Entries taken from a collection
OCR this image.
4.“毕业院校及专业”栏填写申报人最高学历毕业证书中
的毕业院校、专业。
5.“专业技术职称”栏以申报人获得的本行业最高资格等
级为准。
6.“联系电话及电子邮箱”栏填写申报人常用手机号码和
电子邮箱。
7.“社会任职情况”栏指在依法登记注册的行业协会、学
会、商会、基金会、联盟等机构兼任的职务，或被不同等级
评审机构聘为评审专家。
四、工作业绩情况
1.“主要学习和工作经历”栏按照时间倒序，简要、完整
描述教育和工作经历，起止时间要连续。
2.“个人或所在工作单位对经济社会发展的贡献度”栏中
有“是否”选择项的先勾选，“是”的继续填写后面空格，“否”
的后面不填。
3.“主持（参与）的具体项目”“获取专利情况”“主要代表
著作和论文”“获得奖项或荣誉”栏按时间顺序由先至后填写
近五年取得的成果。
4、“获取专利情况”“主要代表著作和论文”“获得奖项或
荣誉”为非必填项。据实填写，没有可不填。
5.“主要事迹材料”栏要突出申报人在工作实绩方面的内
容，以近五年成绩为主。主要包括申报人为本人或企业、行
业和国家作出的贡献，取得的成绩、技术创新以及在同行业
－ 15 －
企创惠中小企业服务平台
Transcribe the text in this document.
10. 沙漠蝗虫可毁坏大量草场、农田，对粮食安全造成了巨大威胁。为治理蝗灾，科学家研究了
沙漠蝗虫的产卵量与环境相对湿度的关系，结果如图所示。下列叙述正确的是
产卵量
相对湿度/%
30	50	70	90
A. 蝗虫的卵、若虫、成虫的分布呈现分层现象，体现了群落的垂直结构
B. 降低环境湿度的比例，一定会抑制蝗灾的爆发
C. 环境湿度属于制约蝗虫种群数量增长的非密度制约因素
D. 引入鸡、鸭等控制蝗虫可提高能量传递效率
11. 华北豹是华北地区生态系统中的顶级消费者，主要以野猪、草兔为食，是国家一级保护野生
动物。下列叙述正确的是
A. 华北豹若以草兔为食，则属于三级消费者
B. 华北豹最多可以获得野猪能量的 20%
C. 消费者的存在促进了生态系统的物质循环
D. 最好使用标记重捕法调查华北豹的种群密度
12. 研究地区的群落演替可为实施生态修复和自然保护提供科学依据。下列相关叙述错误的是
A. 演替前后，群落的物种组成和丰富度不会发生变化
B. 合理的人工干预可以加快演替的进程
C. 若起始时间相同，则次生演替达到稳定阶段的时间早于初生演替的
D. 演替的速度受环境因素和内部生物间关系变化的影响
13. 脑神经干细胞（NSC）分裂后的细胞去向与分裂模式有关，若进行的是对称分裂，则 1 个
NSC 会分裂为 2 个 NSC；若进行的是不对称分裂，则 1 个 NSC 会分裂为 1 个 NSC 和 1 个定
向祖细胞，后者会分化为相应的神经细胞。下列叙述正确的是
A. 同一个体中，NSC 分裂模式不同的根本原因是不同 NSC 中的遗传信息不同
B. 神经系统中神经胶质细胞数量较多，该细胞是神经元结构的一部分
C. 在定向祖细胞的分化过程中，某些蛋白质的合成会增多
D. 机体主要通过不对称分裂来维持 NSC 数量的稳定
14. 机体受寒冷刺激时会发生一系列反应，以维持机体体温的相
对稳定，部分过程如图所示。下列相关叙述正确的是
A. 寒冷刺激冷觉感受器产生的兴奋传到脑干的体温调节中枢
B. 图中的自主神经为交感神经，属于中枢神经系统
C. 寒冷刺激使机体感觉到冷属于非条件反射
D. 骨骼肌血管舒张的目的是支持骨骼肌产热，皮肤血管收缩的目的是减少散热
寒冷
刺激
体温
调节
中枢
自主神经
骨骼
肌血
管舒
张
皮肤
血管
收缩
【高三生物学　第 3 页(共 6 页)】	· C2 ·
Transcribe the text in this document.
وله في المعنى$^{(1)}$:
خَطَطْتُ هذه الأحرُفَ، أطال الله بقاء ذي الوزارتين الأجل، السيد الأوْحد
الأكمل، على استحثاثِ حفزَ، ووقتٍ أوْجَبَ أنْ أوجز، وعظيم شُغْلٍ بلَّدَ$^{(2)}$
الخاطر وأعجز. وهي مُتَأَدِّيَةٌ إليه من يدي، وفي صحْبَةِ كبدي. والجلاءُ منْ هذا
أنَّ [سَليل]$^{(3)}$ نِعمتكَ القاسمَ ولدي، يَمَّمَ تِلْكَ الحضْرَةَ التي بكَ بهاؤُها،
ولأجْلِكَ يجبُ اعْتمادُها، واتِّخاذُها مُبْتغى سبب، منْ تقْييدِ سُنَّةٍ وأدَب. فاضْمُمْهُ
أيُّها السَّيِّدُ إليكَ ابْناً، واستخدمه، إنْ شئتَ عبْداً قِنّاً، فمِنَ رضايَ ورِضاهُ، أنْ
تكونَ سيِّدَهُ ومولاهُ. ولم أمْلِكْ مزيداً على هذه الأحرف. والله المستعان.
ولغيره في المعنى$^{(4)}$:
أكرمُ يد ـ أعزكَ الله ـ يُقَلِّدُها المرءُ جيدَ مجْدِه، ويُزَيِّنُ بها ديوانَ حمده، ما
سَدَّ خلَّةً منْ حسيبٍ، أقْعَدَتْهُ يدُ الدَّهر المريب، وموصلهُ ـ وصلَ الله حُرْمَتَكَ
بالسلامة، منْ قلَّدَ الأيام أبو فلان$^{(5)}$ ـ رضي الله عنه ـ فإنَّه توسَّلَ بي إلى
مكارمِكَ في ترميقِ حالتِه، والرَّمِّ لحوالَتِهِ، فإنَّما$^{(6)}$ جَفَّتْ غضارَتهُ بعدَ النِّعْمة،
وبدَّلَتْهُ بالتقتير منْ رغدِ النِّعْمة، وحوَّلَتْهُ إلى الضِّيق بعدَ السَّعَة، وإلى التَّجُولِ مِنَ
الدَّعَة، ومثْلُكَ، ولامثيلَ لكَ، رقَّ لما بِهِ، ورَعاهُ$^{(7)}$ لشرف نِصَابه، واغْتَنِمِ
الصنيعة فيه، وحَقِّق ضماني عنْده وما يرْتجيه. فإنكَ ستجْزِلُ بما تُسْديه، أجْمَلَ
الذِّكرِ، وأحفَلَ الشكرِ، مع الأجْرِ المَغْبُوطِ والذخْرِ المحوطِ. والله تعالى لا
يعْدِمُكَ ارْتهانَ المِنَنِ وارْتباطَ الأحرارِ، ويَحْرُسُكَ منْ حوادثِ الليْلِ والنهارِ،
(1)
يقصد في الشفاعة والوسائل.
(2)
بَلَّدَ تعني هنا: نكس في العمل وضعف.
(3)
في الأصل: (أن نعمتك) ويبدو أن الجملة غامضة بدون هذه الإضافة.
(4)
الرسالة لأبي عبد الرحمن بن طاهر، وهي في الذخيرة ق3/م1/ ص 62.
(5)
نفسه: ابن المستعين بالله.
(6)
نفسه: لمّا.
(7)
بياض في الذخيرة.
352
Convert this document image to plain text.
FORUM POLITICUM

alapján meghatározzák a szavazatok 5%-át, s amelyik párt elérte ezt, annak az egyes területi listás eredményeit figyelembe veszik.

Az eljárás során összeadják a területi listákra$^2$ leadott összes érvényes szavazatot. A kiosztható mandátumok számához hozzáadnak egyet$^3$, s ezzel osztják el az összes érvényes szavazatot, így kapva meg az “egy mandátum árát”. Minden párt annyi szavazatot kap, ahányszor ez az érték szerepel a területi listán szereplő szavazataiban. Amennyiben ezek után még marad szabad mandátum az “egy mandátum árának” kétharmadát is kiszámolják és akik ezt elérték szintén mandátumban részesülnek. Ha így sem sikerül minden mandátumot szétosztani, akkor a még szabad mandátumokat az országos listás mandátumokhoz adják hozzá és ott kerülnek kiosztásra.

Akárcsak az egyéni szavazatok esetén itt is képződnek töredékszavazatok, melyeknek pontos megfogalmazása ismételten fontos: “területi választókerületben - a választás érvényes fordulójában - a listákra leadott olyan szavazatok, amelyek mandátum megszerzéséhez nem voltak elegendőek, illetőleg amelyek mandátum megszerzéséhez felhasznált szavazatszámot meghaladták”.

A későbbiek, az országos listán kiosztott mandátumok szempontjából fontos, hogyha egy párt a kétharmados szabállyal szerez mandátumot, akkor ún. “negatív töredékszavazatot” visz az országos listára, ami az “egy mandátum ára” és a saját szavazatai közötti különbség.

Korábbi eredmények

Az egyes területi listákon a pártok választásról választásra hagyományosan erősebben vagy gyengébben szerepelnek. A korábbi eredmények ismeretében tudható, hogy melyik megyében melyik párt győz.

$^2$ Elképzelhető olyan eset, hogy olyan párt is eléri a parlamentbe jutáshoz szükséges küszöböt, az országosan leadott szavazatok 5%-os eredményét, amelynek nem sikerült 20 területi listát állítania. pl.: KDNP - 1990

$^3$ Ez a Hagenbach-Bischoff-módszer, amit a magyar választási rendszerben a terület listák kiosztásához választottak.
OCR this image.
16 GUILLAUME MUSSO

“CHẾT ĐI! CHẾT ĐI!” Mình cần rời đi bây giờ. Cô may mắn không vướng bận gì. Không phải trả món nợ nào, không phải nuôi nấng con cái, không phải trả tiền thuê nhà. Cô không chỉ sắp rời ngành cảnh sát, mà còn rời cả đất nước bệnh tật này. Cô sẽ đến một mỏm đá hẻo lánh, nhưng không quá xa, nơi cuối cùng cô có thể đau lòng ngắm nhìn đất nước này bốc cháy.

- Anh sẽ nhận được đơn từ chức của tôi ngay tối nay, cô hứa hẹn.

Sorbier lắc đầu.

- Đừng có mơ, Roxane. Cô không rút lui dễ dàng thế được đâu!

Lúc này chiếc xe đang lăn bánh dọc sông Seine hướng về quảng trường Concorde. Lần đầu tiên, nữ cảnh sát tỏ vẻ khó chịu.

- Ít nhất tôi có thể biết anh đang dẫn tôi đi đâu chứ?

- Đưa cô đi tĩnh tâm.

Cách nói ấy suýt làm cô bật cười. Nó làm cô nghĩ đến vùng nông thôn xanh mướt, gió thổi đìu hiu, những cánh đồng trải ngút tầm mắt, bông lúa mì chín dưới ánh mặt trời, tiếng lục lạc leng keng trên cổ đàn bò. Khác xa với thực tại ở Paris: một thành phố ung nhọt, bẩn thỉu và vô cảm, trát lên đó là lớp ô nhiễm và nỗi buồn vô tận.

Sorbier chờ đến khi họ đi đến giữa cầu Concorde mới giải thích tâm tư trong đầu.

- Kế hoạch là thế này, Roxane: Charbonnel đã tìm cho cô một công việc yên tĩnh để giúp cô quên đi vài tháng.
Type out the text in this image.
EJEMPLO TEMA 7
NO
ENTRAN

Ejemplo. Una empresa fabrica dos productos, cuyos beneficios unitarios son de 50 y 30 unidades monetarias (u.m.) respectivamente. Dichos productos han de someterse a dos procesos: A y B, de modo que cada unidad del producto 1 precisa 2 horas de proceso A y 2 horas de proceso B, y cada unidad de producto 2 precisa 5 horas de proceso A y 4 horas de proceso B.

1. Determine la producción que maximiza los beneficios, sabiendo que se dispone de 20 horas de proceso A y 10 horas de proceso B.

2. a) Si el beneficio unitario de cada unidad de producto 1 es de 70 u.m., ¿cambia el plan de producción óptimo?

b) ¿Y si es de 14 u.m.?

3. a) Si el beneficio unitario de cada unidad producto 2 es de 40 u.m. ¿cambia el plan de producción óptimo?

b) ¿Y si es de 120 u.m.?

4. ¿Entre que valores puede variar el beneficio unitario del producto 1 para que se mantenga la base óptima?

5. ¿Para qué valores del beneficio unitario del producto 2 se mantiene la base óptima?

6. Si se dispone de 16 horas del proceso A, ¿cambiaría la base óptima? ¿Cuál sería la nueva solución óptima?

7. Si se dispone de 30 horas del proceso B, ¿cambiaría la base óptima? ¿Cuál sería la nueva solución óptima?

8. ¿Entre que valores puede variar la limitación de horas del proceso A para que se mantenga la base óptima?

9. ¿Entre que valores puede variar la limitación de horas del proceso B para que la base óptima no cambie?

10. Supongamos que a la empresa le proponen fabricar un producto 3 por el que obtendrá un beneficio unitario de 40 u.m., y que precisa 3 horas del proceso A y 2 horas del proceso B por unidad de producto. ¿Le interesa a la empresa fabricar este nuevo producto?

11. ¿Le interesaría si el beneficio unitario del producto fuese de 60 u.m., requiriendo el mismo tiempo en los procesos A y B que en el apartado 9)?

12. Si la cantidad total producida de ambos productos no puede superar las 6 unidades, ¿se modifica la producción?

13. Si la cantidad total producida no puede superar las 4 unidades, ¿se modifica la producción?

PROBLEM DETAILS =
Give nothing but the count of lines in the listing above that hold the string "precisa".

ANSWER FOR THIS EXERCISE =
2